Dataset records
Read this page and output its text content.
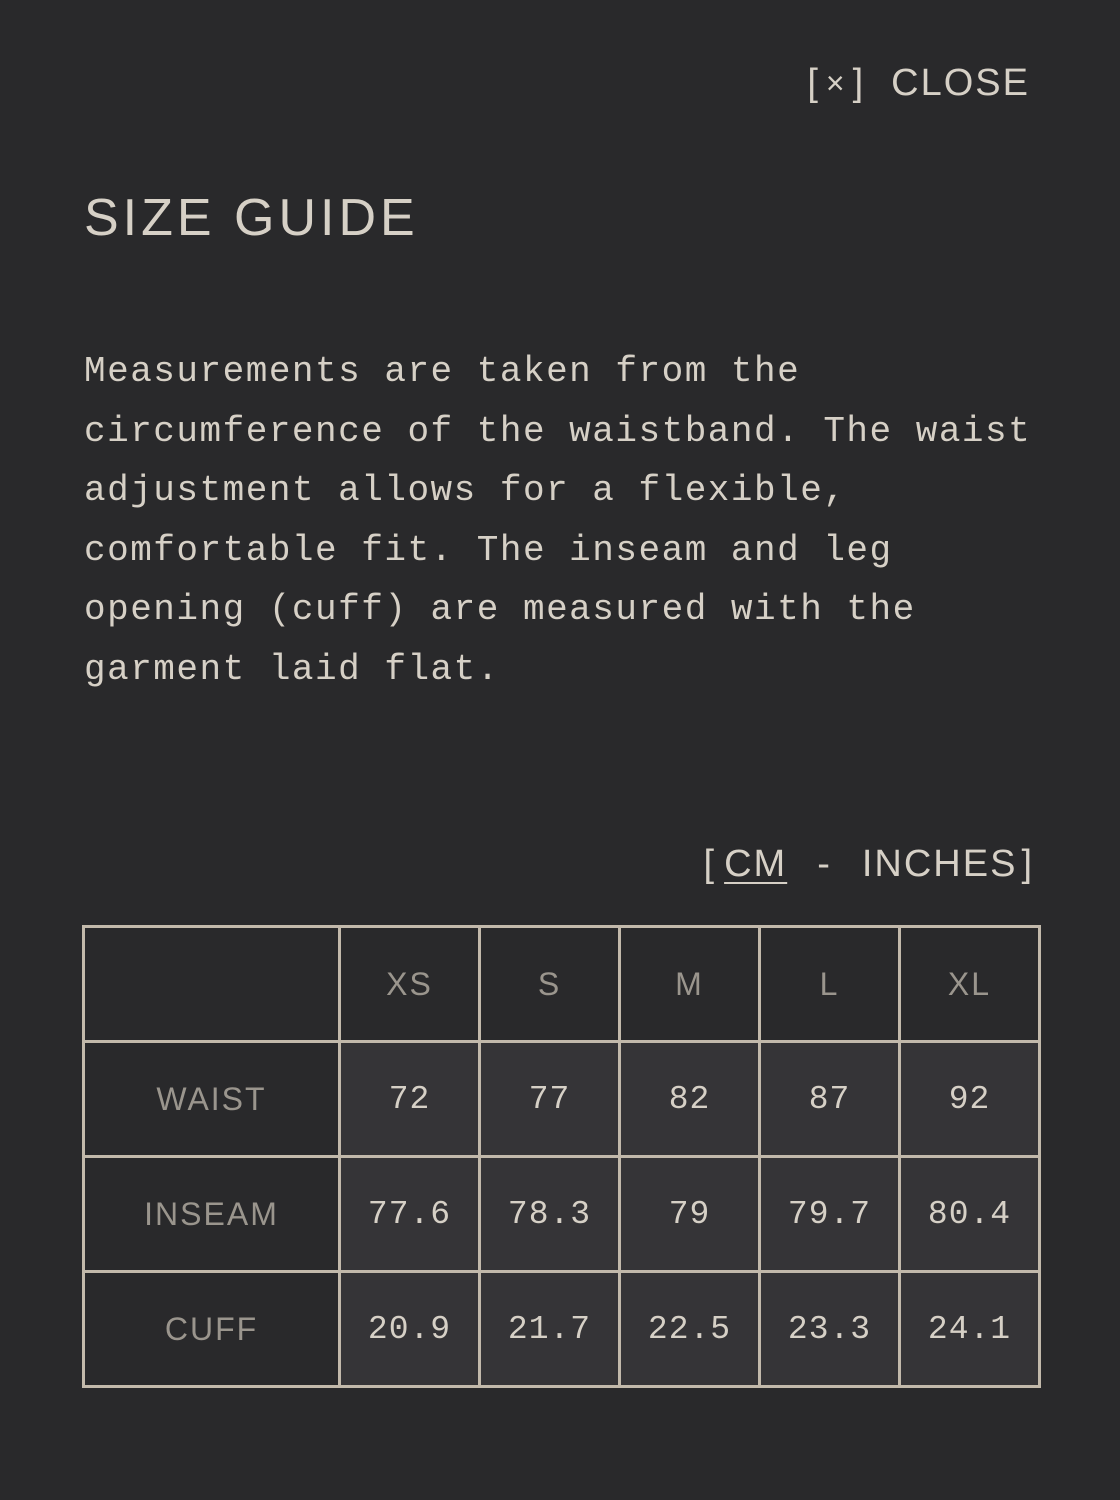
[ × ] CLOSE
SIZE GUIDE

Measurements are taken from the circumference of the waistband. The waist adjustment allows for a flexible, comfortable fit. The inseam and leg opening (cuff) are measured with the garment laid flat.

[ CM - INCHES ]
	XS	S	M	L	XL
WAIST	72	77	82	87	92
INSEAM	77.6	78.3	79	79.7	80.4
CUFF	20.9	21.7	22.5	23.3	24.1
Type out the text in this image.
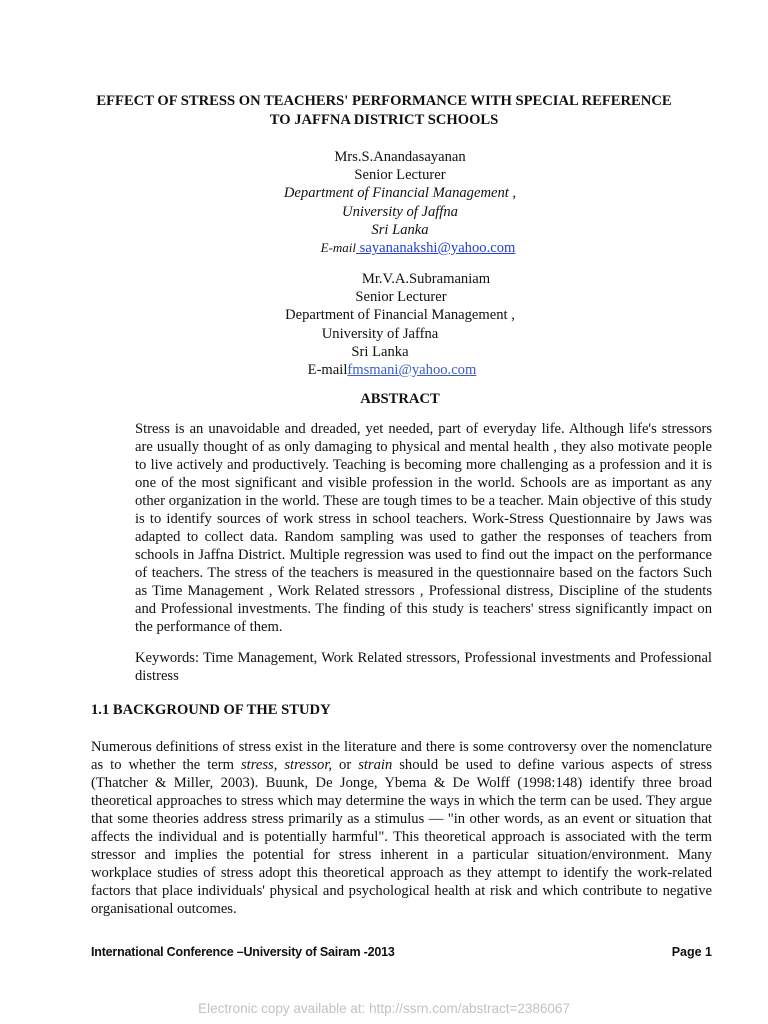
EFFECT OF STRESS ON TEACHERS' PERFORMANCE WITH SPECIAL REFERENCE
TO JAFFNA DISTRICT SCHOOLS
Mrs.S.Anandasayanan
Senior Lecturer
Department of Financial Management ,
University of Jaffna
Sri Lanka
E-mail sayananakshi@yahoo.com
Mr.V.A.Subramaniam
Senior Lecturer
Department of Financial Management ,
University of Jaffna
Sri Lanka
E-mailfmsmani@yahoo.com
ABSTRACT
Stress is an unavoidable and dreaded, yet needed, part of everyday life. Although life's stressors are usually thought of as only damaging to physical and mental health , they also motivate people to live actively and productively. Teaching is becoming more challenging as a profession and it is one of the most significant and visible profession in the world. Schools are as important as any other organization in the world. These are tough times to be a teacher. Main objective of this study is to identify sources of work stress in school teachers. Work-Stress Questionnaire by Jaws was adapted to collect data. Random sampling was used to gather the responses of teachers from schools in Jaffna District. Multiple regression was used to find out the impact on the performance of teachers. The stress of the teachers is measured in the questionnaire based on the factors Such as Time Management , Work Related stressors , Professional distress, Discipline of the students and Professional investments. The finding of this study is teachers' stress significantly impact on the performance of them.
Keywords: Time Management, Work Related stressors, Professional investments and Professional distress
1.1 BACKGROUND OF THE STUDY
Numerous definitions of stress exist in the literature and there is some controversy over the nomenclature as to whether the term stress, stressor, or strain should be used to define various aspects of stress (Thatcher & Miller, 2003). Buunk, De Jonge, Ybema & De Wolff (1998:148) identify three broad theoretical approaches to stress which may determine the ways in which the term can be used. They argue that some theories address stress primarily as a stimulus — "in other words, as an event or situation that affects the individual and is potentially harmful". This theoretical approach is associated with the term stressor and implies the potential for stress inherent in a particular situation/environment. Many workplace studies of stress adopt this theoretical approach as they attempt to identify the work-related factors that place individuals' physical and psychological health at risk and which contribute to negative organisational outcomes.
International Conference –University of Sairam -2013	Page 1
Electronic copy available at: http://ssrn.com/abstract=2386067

---

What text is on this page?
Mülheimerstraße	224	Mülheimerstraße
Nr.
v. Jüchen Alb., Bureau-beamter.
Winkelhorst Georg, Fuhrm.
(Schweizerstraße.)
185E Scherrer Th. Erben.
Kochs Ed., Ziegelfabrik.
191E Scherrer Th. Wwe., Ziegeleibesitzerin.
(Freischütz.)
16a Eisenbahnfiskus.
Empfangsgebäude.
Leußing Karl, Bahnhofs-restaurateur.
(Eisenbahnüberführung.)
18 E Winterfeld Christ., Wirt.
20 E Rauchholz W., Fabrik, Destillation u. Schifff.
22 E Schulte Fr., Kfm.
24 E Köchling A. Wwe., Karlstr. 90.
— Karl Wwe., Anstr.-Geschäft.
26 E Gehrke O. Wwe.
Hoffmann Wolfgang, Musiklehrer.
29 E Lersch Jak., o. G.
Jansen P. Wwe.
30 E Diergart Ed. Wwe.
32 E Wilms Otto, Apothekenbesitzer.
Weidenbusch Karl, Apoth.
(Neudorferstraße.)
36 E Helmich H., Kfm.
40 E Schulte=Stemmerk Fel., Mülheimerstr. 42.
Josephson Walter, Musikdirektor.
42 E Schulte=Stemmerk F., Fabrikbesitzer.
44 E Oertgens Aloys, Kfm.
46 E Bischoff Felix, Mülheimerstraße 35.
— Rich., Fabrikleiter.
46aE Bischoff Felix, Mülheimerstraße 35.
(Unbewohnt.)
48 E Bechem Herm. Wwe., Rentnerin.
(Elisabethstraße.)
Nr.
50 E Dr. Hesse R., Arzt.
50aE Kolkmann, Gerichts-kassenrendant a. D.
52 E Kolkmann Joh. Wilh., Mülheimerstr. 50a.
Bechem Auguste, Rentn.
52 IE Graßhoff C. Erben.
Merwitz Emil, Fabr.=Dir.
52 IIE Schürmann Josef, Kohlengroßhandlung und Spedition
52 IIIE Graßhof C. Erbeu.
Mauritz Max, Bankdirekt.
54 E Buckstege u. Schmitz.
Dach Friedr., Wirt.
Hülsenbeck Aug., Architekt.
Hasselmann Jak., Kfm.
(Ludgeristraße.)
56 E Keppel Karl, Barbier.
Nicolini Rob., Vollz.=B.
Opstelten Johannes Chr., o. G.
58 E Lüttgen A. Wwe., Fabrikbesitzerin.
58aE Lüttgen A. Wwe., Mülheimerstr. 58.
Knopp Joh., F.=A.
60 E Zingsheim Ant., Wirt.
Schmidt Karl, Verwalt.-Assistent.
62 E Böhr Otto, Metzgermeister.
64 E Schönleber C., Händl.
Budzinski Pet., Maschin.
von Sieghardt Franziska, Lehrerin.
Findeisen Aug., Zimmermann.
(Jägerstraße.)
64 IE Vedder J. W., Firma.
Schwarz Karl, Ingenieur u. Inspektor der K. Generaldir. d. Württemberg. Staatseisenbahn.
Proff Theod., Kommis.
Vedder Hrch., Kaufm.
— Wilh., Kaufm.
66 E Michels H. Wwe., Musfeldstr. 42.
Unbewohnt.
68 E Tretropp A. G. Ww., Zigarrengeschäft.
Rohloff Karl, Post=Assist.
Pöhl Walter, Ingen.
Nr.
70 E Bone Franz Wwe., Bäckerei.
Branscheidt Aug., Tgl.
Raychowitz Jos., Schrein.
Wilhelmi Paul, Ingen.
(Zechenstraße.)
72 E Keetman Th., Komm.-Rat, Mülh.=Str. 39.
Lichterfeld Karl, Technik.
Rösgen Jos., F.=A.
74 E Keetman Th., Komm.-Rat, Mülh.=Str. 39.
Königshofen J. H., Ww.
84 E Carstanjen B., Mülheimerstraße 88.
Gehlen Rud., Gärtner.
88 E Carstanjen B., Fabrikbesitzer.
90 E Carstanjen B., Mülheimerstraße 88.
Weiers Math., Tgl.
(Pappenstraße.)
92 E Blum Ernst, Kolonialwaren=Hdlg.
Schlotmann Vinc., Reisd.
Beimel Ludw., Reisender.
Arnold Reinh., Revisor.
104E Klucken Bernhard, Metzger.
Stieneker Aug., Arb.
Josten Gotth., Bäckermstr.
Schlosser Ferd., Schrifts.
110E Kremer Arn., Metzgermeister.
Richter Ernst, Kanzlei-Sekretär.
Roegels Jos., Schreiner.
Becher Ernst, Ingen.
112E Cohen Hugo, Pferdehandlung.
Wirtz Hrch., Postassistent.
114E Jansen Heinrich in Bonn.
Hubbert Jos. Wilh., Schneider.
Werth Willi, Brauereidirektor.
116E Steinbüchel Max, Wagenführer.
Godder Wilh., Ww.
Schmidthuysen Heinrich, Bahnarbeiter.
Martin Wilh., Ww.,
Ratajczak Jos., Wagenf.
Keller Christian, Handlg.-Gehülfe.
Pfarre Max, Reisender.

SHORT TASK:
Filter the entries above down to the lines containing the word "Lüttgen".

THE RESPONSE:
58 E Lüttgen A. Wwe., Fabrikbesitzerin.
58aE Lüttgen A. Wwe., Mülheimerstr. 58.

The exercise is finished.